__Exercise__. Each line that includes the string "Status" counts once; give the total and nothing else.

__Given data__.
----------------

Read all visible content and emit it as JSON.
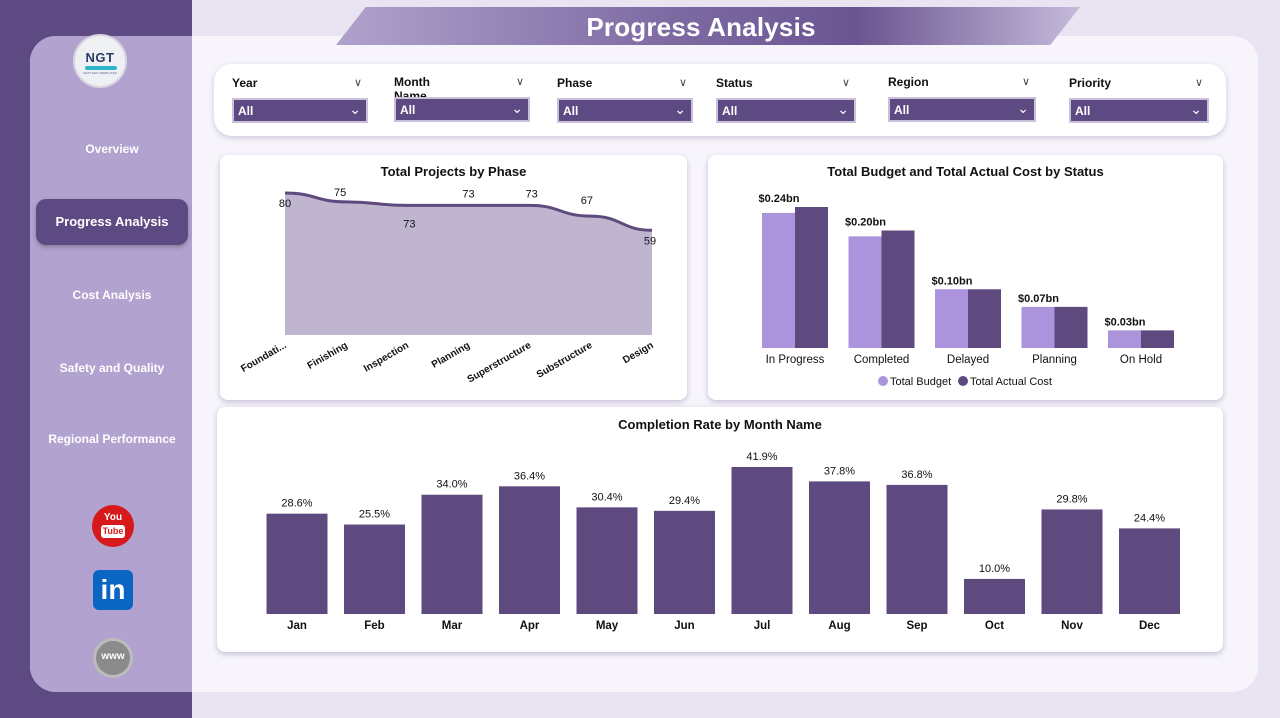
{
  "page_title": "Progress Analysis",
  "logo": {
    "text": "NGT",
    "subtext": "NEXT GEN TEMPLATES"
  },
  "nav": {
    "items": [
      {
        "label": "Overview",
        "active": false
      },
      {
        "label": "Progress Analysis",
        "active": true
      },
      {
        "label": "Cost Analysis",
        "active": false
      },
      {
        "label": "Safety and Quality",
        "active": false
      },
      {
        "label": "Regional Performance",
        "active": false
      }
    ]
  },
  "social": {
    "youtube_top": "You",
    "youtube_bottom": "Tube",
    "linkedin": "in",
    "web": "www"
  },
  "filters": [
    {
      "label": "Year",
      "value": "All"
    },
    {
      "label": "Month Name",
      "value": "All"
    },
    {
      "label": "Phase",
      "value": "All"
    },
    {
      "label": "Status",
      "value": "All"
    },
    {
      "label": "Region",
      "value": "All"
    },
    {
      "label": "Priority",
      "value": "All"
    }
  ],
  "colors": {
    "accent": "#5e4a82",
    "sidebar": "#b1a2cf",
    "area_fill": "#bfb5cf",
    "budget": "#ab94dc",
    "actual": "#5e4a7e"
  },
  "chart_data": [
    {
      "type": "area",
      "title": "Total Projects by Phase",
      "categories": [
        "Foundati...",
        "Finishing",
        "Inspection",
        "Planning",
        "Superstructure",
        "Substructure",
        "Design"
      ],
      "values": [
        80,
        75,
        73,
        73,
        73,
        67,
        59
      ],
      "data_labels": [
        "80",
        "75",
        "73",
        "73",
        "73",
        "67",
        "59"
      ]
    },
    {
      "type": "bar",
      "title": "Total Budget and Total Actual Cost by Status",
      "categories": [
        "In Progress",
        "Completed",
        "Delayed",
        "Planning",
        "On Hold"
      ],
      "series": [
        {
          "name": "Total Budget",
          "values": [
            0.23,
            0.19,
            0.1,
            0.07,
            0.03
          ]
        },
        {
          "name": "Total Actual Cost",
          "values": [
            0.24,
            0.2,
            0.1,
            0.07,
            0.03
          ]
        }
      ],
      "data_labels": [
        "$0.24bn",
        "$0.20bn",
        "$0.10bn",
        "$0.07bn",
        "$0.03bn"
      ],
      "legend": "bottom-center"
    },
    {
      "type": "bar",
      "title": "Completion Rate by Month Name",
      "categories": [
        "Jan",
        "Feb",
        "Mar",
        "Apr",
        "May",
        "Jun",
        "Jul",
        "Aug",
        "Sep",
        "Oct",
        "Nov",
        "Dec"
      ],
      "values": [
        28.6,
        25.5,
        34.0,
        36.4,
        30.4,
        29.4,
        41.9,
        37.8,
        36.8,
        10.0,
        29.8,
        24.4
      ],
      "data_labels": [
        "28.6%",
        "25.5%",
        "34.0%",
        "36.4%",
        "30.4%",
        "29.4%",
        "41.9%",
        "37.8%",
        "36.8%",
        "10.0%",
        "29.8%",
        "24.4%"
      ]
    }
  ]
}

----------------

__Solution to the problem__. 2